▶ **The problem**:
Find and copy lines holding "党员手册".

▶ **Records provided**:
==================================================
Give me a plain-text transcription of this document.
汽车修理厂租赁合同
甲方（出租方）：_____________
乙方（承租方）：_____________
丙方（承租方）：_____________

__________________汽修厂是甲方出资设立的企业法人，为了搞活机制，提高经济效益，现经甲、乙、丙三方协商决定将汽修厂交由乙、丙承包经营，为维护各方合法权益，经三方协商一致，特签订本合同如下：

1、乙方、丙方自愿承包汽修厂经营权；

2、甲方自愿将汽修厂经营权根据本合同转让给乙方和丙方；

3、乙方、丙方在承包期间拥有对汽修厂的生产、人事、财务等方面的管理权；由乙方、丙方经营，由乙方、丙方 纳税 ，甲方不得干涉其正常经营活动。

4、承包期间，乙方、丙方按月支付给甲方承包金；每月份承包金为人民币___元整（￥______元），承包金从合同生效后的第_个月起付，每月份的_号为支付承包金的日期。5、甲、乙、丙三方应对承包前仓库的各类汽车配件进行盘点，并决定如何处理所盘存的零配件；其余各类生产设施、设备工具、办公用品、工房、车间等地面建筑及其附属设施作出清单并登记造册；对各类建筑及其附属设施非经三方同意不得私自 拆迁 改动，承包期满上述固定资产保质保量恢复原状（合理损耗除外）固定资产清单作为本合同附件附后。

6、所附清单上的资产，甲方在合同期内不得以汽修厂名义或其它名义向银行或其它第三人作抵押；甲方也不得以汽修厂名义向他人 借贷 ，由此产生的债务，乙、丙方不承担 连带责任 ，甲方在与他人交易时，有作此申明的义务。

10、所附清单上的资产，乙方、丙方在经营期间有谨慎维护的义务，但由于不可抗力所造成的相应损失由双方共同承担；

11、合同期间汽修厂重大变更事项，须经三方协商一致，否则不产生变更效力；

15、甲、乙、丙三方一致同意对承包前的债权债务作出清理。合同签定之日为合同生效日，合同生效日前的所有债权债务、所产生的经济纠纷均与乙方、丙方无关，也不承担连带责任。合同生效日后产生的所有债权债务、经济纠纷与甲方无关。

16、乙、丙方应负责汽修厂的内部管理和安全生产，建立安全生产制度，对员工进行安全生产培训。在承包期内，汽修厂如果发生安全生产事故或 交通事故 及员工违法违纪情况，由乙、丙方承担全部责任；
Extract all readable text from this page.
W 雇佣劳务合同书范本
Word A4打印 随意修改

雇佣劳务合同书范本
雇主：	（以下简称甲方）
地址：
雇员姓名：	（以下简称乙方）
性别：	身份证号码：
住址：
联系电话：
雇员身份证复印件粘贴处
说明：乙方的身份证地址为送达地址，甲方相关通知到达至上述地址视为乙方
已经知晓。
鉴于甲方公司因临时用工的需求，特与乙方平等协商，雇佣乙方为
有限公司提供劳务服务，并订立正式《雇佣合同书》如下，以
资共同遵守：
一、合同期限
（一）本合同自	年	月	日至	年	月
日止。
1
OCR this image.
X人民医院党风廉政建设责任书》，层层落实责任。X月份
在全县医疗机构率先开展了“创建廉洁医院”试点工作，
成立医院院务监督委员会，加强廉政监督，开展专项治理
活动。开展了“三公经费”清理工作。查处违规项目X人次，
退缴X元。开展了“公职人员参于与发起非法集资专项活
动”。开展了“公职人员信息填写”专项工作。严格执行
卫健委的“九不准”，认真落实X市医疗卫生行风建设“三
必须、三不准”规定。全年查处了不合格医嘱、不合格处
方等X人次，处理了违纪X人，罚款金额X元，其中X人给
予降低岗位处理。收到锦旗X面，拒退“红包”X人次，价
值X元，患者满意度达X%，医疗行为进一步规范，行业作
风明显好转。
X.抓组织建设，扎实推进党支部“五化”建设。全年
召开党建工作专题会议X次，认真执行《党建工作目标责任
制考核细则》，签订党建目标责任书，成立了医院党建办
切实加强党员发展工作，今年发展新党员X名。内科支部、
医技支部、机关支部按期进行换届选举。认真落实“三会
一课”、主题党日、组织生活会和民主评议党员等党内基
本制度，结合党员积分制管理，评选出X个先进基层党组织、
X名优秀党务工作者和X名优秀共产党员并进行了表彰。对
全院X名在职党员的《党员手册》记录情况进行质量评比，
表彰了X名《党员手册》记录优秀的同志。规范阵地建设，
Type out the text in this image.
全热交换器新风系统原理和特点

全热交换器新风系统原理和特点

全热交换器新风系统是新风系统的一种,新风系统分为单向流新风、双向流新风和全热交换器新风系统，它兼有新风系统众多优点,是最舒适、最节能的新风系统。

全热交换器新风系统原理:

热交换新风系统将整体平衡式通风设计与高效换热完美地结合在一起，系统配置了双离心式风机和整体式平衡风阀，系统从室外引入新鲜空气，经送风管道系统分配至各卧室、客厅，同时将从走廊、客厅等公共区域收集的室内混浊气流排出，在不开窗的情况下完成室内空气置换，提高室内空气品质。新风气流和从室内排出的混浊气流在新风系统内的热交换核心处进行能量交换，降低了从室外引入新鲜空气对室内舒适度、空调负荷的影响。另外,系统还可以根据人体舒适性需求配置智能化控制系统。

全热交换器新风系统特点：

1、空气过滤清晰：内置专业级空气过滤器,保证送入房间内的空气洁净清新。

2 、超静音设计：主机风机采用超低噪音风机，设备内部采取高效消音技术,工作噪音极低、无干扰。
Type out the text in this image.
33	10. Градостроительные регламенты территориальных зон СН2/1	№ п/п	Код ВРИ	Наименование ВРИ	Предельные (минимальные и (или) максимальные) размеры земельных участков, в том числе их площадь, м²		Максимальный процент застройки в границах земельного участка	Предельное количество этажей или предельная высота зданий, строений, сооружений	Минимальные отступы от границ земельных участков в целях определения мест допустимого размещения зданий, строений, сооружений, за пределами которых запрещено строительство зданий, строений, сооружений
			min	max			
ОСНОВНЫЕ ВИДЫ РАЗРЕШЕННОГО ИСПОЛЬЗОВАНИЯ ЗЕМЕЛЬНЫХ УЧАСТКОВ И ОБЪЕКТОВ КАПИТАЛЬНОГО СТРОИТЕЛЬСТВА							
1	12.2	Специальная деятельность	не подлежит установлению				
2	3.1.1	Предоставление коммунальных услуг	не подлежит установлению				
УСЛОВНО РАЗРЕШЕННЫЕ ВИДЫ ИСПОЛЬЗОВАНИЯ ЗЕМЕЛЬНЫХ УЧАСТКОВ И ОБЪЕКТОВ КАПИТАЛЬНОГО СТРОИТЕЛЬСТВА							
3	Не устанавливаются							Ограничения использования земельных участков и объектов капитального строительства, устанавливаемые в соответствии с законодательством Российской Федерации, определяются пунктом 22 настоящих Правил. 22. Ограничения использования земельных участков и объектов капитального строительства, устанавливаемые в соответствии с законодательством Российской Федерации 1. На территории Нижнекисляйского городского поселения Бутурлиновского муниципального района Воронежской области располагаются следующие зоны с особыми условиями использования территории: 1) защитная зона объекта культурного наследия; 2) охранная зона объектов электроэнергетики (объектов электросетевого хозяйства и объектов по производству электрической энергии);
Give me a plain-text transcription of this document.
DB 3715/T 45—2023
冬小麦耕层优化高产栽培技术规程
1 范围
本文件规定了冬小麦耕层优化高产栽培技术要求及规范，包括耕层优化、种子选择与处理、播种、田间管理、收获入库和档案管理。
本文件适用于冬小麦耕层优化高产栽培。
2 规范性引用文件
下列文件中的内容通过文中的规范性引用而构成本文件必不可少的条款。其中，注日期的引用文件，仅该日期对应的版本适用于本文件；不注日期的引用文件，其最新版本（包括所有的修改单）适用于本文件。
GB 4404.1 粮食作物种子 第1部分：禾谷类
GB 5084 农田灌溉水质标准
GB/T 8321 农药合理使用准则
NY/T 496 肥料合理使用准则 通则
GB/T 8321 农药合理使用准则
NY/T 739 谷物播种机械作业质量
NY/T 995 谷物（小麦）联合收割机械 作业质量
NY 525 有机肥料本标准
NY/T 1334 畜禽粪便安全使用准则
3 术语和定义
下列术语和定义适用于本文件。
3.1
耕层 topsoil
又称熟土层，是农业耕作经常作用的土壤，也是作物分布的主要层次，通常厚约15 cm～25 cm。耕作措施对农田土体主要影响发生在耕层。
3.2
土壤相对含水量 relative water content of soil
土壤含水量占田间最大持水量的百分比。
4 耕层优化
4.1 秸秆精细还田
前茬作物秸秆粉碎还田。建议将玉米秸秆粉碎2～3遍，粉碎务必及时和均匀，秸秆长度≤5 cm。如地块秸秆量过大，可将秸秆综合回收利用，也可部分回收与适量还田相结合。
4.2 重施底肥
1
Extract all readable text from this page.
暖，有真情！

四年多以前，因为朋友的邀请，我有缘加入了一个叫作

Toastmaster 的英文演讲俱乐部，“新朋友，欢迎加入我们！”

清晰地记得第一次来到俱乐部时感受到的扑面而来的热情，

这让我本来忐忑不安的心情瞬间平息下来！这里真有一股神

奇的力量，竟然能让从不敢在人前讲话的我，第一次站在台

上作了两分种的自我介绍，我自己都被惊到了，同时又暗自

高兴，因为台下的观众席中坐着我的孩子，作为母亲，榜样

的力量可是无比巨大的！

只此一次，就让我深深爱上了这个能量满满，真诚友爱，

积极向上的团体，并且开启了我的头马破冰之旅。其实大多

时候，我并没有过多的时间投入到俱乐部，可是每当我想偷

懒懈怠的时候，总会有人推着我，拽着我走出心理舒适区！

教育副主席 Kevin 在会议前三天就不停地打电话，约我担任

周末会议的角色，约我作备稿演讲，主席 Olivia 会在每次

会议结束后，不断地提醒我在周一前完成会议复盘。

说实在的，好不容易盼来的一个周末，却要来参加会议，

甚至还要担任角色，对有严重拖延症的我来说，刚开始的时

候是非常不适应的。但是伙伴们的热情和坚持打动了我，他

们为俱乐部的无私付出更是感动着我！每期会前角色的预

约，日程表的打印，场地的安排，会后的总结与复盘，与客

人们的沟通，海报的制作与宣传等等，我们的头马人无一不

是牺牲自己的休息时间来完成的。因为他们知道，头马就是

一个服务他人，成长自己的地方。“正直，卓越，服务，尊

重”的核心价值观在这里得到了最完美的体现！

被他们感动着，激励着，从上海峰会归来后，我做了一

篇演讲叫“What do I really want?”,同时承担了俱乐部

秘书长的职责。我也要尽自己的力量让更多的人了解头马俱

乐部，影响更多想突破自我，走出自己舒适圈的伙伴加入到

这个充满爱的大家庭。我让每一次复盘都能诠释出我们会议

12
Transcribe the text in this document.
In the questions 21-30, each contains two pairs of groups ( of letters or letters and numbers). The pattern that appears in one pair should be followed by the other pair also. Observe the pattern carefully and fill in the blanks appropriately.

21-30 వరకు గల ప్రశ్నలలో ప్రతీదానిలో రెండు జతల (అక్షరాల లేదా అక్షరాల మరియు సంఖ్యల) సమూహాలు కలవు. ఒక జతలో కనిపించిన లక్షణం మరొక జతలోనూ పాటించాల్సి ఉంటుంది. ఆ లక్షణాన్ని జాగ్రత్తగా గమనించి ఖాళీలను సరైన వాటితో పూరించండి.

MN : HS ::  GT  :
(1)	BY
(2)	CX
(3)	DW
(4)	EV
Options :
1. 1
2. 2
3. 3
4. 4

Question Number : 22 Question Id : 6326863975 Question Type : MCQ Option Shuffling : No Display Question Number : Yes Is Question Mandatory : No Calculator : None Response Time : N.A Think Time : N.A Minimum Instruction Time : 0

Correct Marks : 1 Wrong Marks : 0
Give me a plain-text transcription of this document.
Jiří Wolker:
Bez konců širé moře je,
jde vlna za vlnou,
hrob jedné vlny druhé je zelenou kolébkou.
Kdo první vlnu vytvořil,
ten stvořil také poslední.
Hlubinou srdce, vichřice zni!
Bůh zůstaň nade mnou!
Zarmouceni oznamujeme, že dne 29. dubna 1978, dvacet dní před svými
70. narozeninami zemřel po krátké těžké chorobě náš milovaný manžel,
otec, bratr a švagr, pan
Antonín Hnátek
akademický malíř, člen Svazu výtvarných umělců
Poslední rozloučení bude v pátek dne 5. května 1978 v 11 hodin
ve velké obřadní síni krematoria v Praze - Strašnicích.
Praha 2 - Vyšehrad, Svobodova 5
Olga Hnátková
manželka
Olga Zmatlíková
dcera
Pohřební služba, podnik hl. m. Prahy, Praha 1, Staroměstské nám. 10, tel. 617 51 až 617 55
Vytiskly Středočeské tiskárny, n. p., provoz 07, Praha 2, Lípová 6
==================================================
▶ **Expected output**:
全院X名在职党员的《党员手册》记录情况进行质量评比，
表彰了X名《党员手册》记录优秀的同志。规范阵地建设，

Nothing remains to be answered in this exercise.